(Exercise material)
○ ○ ○ ○ ○
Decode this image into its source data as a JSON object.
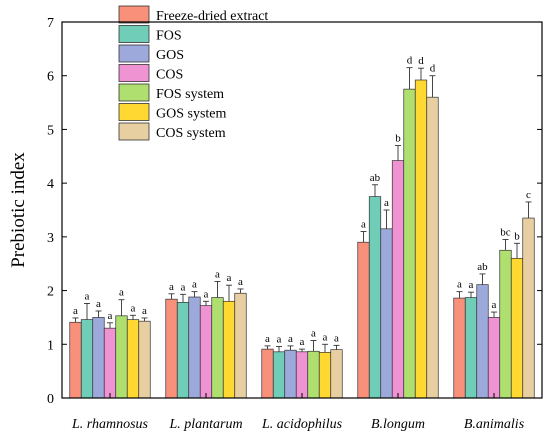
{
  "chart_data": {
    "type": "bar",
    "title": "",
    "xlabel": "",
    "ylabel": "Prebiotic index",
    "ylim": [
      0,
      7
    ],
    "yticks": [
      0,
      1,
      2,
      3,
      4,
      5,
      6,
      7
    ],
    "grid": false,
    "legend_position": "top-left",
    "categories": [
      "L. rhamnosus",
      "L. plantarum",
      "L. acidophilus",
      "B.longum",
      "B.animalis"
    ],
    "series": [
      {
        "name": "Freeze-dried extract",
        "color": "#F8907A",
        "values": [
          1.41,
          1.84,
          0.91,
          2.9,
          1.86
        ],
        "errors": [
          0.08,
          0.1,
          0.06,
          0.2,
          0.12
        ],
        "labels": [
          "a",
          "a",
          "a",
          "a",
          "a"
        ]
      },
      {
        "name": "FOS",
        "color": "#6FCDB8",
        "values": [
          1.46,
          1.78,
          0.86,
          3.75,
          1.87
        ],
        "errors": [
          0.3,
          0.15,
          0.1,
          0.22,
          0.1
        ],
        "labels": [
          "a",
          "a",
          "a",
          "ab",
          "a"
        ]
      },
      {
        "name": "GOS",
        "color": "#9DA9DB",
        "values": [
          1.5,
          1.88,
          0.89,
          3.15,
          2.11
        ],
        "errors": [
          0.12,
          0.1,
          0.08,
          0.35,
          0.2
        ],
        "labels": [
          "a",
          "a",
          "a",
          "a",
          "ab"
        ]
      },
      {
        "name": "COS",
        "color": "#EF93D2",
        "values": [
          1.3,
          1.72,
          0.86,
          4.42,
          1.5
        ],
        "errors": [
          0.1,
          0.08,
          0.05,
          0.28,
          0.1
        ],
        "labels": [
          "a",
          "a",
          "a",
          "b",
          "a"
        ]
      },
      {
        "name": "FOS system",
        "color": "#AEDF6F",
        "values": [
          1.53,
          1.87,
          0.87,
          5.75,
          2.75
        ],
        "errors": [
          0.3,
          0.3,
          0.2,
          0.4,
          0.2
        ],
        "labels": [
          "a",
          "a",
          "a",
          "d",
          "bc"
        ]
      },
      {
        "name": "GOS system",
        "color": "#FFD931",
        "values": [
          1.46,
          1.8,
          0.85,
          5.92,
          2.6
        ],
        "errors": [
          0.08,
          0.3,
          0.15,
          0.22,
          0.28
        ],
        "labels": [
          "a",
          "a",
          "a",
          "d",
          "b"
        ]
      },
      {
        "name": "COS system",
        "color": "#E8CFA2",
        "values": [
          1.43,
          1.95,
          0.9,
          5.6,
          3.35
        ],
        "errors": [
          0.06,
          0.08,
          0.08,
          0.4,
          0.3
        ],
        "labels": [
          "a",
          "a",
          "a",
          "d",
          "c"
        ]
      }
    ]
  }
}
○ ○ ○ ○ ○
(Your goal) Repeat the material verbatim. Do not carry over any picture.

(Answer to the task)
Decode this image into its source data as a JSON object.
{
  "chart_data": {
    "type": "bar",
    "title": "",
    "xlabel": "",
    "ylabel": "Prebiotic index",
    "ylim": [
      0,
      7
    ],
    "yticks": [
      0,
      1,
      2,
      3,
      4,
      5,
      6,
      7
    ],
    "grid": false,
    "legend_position": "top-left",
    "categories": [
      "L. rhamnosus",
      "L. plantarum",
      "L. acidophilus",
      "B.longum",
      "B.animalis"
    ],
    "series": [
      {
        "name": "Freeze-dried extract",
        "color": "#F8907A",
        "values": [
          1.41,
          1.84,
          0.91,
          2.9,
          1.86
        ],
        "errors": [
          0.08,
          0.1,
          0.06,
          0.2,
          0.12
        ],
        "labels": [
          "a",
          "a",
          "a",
          "a",
          "a"
        ]
      },
      {
        "name": "FOS",
        "color": "#6FCDB8",
        "values": [
          1.46,
          1.78,
          0.86,
          3.75,
          1.87
        ],
        "errors": [
          0.3,
          0.15,
          0.1,
          0.22,
          0.1
        ],
        "labels": [
          "a",
          "a",
          "a",
          "ab",
          "a"
        ]
      },
      {
        "name": "GOS",
        "color": "#9DA9DB",
        "values": [
          1.5,
          1.88,
          0.89,
          3.15,
          2.11
        ],
        "errors": [
          0.12,
          0.1,
          0.08,
          0.35,
          0.2
        ],
        "labels": [
          "a",
          "a",
          "a",
          "a",
          "ab"
        ]
      },
      {
        "name": "COS",
        "color": "#EF93D2",
        "values": [
          1.3,
          1.72,
          0.86,
          4.42,
          1.5
        ],
        "errors": [
          0.1,
          0.08,
          0.05,
          0.28,
          0.1
        ],
        "labels": [
          "a",
          "a",
          "a",
          "b",
          "a"
        ]
      },
      {
        "name": "FOS system",
        "color": "#AEDF6F",
        "values": [
          1.53,
          1.87,
          0.87,
          5.75,
          2.75
        ],
        "errors": [
          0.3,
          0.3,
          0.2,
          0.4,
          0.2
        ],
        "labels": [
          "a",
          "a",
          "a",
          "d",
          "bc"
        ]
      },
      {
        "name": "GOS system",
        "color": "#FFD931",
        "values": [
          1.46,
          1.8,
          0.85,
          5.92,
          2.6
        ],
        "errors": [
          0.08,
          0.3,
          0.15,
          0.22,
          0.28
        ],
        "labels": [
          "a",
          "a",
          "a",
          "d",
          "b"
        ]
      },
      {
        "name": "COS system",
        "color": "#E8CFA2",
        "values": [
          1.43,
          1.95,
          0.9,
          5.6,
          3.35
        ],
        "errors": [
          0.06,
          0.08,
          0.08,
          0.4,
          0.3
        ],
        "labels": [
          "a",
          "a",
          "a",
          "d",
          "c"
        ]
      }
    ]
  }
}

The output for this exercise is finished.